— Start Dataset rows —
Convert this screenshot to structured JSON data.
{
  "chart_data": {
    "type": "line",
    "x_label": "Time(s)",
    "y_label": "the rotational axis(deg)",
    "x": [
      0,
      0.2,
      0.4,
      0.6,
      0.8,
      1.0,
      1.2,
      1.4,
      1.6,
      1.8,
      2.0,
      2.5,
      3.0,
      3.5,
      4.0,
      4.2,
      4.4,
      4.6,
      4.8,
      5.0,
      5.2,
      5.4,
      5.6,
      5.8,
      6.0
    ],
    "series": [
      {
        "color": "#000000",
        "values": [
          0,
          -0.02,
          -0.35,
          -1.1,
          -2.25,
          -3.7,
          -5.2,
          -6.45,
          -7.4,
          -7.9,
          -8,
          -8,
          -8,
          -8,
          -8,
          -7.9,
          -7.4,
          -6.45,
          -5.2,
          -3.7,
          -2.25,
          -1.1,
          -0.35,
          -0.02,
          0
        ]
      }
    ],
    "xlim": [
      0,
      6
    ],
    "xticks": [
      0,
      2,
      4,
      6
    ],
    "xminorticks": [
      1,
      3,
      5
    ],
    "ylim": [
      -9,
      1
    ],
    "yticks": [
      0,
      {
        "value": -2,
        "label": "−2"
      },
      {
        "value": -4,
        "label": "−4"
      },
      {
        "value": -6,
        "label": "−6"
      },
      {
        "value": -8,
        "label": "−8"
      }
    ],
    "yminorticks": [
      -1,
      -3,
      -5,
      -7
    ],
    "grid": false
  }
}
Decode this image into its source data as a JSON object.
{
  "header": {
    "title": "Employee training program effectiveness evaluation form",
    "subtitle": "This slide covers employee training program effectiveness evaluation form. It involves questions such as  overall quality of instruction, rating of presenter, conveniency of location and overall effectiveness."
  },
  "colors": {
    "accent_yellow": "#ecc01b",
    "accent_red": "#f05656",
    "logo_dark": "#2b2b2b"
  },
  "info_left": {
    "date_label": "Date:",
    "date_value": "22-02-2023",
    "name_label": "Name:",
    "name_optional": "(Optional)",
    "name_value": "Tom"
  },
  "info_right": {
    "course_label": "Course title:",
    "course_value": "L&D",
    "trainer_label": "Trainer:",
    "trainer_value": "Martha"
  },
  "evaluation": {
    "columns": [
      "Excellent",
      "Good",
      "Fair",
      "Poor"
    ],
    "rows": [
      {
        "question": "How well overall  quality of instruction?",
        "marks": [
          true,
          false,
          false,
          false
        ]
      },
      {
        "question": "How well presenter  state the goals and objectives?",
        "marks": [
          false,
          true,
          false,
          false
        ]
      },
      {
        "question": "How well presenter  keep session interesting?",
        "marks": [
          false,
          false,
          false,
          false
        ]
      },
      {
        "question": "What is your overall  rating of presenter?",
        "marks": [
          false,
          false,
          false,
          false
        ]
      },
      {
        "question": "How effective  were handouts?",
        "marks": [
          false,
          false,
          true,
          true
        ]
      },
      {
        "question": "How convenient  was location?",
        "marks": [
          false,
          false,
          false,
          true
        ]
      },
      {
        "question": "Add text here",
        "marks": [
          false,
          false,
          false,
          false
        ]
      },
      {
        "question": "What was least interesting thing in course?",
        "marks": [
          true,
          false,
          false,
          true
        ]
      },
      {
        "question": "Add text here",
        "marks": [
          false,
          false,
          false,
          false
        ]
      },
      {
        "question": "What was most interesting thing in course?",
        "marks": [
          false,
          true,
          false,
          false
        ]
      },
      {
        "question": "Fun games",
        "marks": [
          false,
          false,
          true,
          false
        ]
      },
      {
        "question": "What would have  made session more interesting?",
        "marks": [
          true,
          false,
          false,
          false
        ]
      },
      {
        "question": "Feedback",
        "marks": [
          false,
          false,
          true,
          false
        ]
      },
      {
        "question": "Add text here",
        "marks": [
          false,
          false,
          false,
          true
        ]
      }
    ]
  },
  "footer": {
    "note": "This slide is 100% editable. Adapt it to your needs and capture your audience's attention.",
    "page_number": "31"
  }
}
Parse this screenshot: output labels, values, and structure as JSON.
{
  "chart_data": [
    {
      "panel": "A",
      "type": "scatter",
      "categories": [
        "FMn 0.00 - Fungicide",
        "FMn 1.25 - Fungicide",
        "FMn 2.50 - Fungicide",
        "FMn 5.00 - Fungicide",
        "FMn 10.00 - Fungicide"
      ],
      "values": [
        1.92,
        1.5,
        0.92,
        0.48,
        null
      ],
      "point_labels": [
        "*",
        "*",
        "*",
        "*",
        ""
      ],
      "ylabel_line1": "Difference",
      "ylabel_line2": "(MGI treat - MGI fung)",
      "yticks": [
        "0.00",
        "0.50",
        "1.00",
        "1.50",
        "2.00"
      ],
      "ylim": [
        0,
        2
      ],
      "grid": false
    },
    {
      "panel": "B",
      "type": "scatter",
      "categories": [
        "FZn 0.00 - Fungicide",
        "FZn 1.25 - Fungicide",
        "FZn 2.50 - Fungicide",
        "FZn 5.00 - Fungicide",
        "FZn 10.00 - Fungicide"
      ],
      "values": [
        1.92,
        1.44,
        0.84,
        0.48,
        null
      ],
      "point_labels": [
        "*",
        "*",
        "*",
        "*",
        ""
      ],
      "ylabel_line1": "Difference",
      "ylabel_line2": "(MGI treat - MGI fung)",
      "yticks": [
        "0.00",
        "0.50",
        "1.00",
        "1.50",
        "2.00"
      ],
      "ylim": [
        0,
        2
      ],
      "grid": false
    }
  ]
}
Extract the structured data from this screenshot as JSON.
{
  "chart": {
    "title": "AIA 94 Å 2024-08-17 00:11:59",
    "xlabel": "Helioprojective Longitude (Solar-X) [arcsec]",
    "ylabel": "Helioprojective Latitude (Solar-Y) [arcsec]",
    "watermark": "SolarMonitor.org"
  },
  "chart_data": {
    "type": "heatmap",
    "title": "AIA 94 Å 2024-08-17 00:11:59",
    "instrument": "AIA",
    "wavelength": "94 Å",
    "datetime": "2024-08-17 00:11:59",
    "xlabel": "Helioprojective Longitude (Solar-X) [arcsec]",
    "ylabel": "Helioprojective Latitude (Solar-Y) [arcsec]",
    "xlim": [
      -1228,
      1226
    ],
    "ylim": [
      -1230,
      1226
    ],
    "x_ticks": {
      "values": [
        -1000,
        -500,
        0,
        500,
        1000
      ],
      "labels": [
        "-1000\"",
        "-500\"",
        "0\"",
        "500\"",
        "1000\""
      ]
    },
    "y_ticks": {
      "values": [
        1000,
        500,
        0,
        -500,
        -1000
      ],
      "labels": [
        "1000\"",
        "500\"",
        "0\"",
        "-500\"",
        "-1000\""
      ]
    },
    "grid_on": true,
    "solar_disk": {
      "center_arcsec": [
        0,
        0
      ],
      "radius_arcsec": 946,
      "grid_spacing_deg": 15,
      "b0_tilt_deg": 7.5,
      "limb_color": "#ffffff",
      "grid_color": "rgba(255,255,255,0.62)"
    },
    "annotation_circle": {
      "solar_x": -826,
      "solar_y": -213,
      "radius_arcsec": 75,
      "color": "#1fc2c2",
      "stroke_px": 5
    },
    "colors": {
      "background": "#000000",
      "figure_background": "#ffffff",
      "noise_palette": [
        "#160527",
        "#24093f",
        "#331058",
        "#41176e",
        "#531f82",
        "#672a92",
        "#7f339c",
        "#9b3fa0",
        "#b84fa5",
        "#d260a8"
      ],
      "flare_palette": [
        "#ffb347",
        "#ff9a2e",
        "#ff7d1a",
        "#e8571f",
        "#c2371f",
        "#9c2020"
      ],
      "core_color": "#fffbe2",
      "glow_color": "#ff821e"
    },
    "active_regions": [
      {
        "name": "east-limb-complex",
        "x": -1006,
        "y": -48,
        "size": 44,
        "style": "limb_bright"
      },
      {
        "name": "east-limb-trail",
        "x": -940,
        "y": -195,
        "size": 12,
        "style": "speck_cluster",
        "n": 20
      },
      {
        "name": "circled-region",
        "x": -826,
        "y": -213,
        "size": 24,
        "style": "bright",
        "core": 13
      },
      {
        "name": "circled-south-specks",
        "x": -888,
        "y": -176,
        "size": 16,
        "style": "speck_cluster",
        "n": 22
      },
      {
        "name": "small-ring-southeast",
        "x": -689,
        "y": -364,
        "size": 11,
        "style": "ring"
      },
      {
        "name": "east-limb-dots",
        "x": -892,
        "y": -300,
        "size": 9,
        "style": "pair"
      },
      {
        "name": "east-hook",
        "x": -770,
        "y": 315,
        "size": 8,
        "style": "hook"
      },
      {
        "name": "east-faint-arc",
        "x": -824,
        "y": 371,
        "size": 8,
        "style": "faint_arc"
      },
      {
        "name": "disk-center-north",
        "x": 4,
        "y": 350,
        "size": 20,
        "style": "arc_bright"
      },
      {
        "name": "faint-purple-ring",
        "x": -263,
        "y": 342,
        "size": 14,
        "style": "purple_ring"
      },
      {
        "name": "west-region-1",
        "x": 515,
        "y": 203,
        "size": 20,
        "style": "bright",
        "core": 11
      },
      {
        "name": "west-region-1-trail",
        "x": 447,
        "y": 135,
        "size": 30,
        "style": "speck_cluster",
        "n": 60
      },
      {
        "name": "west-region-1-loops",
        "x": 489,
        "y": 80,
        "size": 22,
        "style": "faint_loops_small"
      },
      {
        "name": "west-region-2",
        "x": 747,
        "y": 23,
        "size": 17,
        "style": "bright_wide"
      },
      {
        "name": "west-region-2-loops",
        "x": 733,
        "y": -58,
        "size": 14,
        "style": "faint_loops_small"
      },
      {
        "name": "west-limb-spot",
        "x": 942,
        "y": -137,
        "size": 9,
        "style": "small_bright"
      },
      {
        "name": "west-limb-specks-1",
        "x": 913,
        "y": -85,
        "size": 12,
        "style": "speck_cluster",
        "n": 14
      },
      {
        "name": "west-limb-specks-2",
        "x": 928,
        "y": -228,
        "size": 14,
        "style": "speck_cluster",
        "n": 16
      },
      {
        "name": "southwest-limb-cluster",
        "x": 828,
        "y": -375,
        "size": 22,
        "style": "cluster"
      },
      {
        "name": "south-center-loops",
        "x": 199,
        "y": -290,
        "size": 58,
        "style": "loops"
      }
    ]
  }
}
— End Dataset rows —
[Job]: Scan the material and collect every line that contains "training".

[Answer to the problem]:
    "title": "Employee training program effectiveness evaluation form",
    "subtitle": "This slide covers employee training program effectiveness evaluation form. It involves questions such as  overall quality of instruction, rating of presenter, conveniency of location and overall effectiveness."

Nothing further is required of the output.